Entries provided.

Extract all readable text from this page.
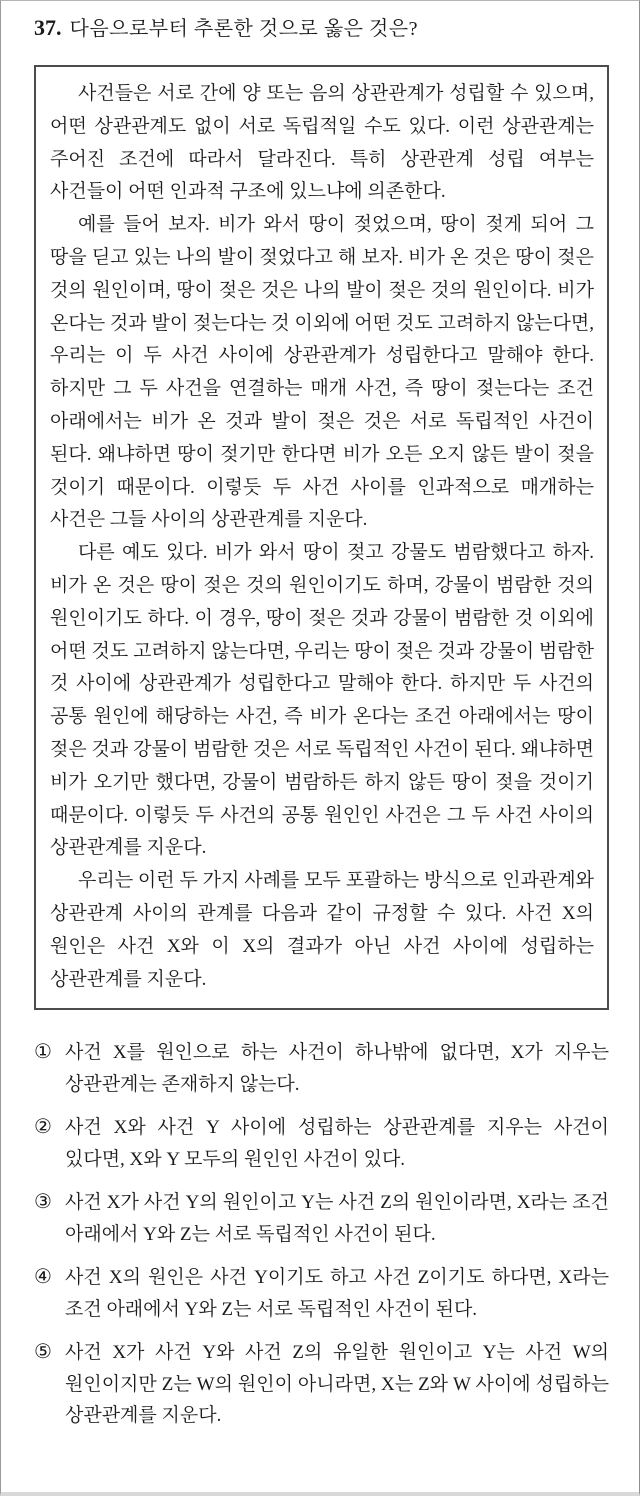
37. 다음으로부터 추론한 것으로 옳은 것은?

사건들은 서로 간에 양 또는 음의 상관관계가 성립할 수 있으며, 어떤 상관관계도 없이 서로 독립적일 수도 있다. 이런 상관관계는 주어진 조건에 따라서 달라진다. 특히 상관관계 성립 여부는 사건들이 어떤 인과적 구조에 있느냐에 의존한다.

예를 들어 보자. 비가 와서 땅이 젖었으며, 땅이 젖게 되어 그 땅을 딛고 있는 나의 발이 젖었다고 해 보자. 비가 온 것은 땅이 젖은 것의 원인이며, 땅이 젖은 것은 나의 발이 젖은 것의 원인이다. 비가 온다는 것과 발이 젖는다는 것 이외에 어떤 것도 고려하지 않는다면, 우리는 이 두 사건 사이에 상관관계가 성립한다고 말해야 한다. 하지만 그 두 사건을 연결하는 매개 사건, 즉 땅이 젖는다는 조건 아래에서는 비가 온 것과 발이 젖은 것은 서로 독립적인 사건이 된다. 왜냐하면 땅이 젖기만 한다면 비가 오든 오지 않든 발이 젖을 것이기 때문이다. 이렇듯 두 사건 사이를 인과적으로 매개하는 사건은 그들 사이의 상관관계를 지운다.

다른 예도 있다. 비가 와서 땅이 젖고 강물도 범람했다고 하자. 비가 온 것은 땅이 젖은 것의 원인이기도 하며, 강물이 범람한 것의 원인이기도 하다. 이 경우, 땅이 젖은 것과 강물이 범람한 것 이외에 어떤 것도 고려하지 않는다면, 우리는 땅이 젖은 것과 강물이 범람한 것 사이에 상관관계가 성립한다고 말해야 한다. 하지만 두 사건의 공통 원인에 해당하는 사건, 즉 비가 온다는 조건 아래에서는 땅이 젖은 것과 강물이 범람한 것은 서로 독립적인 사건이 된다. 왜냐하면 비가 오기만 했다면, 강물이 범람하든 하지 않든 땅이 젖을 것이기 때문이다. 이렇듯 두 사건의 공통 원인인 사건은 그 두 사건 사이의 상관관계를 지운다.

우리는 이런 두 가지 사례를 모두 포괄하는 방식으로 인과관계와 상관관계 사이의 관계를 다음과 같이 규정할 수 있다. 사건 X의 원인은 사건 X와 이 X의 결과가 아닌 사건 사이에 성립하는 상관관계를 지운다.

① 사건 X를 원인으로 하는 사건이 하나밖에 없다면, X가 지우는 상관관계는 존재하지 않는다.
② 사건 X와 사건 Y 사이에 성립하는 상관관계를 지우는 사건이 있다면, X와 Y 모두의 원인인 사건이 있다.
③ 사건 X가 사건 Y의 원인이고 Y는 사건 Z의 원인이라면, X라는 조건 아래에서 Y와 Z는 서로 독립적인 사건이 된다.
④ 사건 X의 원인은 사건 Y이기도 하고 사건 Z이기도 하다면, X라는 조건 아래에서 Y와 Z는 서로 독립적인 사건이 된다.
⑤ 사건 X가 사건 Y와 사건 Z의 유일한 원인이고 Y는 사건 W의 원인이지만 Z는 W의 원인이 아니라면, X는 Z와 W 사이에 성립하는 상관관계를 지운다.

Instructions to follow.
Count the lines that hold the string "때문이다", and reply with that number alone.

Finished answer.
2